[[ Source data open ]]

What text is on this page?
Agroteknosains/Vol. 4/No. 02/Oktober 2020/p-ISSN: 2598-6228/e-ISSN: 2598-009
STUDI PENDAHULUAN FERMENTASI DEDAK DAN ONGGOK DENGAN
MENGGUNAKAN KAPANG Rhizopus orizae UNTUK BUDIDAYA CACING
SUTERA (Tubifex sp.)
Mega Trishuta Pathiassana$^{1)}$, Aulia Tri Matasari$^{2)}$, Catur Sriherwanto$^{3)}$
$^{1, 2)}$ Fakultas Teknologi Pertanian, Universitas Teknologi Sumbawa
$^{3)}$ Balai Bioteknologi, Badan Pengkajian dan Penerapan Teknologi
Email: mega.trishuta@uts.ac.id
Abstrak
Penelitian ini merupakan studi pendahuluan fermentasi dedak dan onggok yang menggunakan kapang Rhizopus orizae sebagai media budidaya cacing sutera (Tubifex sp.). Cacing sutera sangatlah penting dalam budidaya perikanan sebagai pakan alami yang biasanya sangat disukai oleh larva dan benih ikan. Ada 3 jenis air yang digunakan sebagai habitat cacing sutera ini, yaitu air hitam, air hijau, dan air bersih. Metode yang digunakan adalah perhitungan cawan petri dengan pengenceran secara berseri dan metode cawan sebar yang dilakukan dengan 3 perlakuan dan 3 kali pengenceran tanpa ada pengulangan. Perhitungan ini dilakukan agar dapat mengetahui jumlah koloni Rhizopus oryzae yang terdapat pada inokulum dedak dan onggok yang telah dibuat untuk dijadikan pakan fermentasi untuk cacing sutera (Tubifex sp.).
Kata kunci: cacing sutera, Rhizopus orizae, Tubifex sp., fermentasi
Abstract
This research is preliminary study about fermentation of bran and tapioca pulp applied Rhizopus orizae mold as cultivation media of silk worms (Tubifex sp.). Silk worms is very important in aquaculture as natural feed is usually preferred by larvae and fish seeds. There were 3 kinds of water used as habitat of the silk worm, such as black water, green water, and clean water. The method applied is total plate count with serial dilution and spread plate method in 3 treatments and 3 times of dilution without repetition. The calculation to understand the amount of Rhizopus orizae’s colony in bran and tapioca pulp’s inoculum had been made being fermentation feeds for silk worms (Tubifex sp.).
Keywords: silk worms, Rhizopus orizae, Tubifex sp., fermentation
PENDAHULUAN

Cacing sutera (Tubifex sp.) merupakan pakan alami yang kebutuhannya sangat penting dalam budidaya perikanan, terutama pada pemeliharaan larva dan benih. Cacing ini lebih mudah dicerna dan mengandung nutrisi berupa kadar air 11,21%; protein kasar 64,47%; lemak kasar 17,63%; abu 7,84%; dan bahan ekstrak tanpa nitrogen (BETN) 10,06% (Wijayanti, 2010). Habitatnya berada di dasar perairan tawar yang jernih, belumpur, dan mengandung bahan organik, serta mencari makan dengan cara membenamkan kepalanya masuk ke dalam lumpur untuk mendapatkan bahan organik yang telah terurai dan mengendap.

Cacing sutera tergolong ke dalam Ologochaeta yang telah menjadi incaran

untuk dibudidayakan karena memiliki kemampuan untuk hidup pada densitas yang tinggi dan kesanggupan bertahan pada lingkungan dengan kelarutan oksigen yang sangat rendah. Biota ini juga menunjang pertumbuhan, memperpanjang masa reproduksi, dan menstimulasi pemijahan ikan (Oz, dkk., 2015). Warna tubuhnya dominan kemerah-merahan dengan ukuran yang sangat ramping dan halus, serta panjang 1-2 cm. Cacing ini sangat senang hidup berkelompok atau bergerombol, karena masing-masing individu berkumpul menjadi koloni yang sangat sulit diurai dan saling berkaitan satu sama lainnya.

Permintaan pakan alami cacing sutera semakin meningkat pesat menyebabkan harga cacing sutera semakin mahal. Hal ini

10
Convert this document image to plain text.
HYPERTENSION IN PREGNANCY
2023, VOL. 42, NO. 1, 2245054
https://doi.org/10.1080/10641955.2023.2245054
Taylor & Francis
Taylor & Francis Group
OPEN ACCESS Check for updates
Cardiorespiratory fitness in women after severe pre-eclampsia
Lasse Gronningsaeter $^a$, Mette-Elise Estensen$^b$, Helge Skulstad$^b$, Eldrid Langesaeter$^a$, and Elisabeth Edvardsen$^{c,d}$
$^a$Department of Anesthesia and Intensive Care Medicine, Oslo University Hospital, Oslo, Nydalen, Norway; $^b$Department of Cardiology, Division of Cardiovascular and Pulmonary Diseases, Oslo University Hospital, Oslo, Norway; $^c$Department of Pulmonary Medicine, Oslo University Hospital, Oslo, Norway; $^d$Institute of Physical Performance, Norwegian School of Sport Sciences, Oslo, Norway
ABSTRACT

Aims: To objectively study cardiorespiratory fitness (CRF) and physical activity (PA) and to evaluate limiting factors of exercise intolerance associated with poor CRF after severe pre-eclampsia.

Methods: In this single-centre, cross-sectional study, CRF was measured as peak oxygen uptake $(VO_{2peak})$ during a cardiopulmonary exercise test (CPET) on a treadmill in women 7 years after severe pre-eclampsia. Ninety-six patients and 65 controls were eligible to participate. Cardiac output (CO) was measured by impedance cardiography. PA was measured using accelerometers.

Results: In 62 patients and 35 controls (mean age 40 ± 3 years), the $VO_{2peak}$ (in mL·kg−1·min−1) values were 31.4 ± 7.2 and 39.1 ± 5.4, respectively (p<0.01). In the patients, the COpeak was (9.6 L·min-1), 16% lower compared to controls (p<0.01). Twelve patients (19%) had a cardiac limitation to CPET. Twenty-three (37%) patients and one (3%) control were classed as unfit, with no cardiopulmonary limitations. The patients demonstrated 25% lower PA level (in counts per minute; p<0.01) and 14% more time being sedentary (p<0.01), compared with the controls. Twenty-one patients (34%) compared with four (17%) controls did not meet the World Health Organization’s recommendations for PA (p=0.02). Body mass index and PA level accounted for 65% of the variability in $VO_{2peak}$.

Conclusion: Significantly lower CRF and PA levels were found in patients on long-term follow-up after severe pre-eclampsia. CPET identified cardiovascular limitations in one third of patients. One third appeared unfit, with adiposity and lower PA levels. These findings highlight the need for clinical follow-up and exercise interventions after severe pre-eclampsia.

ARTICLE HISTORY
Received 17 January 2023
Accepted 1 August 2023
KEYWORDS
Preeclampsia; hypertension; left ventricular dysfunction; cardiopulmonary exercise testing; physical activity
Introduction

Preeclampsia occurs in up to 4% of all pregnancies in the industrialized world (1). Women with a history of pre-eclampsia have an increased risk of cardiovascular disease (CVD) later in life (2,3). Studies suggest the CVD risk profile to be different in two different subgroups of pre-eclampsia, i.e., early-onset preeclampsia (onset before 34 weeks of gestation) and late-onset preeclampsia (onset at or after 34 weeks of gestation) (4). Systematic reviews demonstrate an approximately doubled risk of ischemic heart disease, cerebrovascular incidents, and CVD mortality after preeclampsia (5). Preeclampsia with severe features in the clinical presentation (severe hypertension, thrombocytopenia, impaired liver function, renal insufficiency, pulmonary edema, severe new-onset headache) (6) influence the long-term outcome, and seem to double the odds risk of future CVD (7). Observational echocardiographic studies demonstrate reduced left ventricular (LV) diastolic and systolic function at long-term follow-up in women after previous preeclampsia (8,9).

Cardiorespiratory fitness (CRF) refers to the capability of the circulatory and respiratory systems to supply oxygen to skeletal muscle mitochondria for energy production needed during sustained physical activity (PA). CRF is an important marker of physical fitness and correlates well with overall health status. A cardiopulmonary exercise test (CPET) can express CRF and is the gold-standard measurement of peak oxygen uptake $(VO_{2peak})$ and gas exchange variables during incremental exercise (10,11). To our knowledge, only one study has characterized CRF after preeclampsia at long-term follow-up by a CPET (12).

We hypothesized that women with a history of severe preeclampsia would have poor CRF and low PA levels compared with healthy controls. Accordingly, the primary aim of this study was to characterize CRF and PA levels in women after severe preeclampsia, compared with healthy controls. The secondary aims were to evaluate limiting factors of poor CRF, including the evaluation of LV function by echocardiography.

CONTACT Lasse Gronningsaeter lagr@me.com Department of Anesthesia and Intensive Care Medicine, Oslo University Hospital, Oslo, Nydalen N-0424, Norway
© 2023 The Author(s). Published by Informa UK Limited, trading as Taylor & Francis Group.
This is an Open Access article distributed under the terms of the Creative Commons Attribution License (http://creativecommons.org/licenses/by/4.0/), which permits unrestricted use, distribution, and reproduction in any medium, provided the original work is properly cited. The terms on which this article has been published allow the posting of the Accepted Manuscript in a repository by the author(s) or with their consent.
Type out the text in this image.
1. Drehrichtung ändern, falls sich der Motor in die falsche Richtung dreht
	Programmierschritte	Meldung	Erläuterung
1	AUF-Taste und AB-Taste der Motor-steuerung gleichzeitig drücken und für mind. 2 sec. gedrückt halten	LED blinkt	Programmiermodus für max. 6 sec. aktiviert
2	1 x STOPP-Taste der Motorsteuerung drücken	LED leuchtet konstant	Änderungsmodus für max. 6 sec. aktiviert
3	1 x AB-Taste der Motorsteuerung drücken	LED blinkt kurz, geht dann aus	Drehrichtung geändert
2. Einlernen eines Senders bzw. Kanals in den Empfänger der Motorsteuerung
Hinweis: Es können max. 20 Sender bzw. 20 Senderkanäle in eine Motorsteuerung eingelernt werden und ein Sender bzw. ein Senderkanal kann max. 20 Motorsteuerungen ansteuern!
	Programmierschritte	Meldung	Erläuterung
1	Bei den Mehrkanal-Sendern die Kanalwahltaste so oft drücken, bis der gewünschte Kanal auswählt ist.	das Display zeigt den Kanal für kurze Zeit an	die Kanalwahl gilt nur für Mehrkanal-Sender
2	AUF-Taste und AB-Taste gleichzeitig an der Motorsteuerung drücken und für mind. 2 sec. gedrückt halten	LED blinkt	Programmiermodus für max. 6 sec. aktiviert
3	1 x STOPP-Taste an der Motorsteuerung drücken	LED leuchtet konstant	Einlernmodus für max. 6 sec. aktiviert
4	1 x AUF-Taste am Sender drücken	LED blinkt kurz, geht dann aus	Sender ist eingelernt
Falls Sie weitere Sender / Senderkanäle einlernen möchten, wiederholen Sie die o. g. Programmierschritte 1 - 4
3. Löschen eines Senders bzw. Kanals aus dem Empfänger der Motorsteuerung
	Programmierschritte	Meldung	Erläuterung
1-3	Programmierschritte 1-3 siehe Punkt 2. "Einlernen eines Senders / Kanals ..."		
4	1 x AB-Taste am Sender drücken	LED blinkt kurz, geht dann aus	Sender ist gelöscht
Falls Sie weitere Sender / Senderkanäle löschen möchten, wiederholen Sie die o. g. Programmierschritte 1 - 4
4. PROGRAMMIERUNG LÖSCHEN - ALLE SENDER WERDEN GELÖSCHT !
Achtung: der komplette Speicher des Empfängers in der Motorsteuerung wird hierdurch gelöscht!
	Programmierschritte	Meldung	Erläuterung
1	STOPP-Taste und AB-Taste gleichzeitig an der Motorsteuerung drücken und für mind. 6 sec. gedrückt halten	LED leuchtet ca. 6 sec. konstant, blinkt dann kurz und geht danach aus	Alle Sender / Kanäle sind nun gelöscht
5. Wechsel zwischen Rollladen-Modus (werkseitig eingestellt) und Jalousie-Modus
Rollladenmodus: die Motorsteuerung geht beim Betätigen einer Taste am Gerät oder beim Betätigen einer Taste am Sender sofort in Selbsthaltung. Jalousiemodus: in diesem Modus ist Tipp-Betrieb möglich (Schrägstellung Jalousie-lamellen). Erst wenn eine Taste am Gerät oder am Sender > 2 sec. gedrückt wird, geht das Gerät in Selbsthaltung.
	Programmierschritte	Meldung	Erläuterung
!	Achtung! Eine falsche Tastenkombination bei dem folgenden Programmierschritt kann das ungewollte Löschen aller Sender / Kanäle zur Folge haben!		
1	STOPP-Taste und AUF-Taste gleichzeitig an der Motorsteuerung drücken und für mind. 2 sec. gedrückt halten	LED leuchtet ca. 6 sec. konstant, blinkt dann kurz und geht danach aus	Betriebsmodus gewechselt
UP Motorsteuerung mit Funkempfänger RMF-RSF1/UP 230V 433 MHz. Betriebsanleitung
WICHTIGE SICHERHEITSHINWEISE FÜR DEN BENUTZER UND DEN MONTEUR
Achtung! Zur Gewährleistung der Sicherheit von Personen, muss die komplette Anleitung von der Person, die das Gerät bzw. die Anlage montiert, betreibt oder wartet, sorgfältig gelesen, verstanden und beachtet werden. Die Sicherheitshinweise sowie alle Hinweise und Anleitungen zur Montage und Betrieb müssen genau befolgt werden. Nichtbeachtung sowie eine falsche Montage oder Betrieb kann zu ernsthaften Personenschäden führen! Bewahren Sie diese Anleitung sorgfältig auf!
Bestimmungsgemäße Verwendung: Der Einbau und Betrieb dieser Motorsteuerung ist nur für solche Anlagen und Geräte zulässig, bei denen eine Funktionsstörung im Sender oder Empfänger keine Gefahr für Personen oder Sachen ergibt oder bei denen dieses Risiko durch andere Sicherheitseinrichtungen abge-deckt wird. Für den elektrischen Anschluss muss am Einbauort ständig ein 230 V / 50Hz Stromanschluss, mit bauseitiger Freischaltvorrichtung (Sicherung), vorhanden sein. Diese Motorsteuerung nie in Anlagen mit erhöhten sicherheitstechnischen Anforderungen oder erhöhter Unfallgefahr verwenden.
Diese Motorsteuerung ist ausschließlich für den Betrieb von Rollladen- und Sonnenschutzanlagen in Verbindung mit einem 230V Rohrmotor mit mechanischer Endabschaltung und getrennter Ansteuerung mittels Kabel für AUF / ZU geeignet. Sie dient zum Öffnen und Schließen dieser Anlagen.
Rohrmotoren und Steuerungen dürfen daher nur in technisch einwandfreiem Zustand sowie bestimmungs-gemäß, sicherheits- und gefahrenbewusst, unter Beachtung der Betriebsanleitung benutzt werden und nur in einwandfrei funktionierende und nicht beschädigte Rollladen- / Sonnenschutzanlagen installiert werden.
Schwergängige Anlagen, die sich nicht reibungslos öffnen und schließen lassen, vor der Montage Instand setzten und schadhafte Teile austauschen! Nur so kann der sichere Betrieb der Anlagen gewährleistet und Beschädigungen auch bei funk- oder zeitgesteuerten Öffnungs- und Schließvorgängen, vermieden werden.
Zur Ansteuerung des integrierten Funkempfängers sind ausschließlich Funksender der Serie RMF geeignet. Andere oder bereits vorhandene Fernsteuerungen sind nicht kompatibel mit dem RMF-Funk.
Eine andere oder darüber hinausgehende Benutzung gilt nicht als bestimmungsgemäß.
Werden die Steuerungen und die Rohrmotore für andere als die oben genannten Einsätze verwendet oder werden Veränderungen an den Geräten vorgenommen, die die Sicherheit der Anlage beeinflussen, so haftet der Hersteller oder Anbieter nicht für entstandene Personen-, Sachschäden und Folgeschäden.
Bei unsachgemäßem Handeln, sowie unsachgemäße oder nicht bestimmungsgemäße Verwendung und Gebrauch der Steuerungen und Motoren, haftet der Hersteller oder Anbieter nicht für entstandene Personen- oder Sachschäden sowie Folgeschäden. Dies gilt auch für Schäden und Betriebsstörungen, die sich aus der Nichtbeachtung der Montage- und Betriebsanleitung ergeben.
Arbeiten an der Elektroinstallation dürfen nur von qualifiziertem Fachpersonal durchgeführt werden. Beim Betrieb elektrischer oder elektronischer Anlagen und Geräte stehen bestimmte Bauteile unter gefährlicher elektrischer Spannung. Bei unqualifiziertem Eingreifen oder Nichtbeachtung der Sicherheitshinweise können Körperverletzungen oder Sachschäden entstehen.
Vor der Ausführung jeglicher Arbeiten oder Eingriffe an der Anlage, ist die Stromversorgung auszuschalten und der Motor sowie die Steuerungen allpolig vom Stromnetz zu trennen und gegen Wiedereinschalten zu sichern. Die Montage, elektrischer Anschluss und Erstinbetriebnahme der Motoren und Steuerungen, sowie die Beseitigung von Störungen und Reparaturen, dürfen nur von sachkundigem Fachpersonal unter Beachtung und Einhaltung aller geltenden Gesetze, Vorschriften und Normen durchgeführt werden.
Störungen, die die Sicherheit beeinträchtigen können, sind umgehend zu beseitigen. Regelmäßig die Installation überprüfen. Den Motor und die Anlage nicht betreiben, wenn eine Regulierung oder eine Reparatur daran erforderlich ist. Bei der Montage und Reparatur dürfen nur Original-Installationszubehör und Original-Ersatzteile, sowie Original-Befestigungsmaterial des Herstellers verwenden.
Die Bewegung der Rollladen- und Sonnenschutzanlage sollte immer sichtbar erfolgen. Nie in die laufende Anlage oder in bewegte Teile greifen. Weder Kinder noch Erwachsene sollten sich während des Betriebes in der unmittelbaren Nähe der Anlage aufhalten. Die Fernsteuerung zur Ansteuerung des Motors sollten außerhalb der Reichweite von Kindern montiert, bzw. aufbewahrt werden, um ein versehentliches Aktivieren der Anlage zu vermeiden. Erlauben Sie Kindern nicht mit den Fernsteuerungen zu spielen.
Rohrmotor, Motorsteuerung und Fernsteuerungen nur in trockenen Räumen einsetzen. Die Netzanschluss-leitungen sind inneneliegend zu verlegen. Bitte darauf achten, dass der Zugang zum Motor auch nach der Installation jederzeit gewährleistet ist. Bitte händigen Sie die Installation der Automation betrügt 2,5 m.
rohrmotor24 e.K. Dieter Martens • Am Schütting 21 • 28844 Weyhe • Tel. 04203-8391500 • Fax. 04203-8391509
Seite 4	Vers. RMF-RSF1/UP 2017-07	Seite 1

[[ Source data closed ]]

◆ **Your objective**:
Search the material above for the string "verwenden", and copy every line in which it turns up.

◆ **Response**:
Bestimmungsgemäße Verwendung: Der Einbau und Betrieb dieser Motorsteuerung ist nur für solche Anlagen und Geräte zulässig, bei denen eine Funktionsstörung im Sender oder Empfänger keine Gefahr für Personen oder Sachen ergibt oder bei denen dieses Risiko durch andere Sicherheitseinrichtungen abge-deckt wird. Für den elektrischen Anschluss muss am Einbauort ständig ein 230 V / 50Hz Stromanschluss, mit bauseitiger Freischaltvorrichtung (Sicherung), vorhanden sein. Diese Motorsteuerung nie in Anlagen mit erhöhten sicherheitstechnischen Anforderungen oder erhöhter Unfallgefahr verwenden.
Störungen, die die Sicherheit beeinträchtigen können, sind umgehend zu beseitigen. Regelmäßig die Installation überprüfen. Den Motor und die Anlage nicht betreiben, wenn eine Regulierung oder eine Reparatur daran erforderlich ist. Bei der Montage und Reparatur dürfen nur Original-Installationszubehör und Original-Ersatzteile, sowie Original-Befestigungsmaterial des Herstellers verwenden.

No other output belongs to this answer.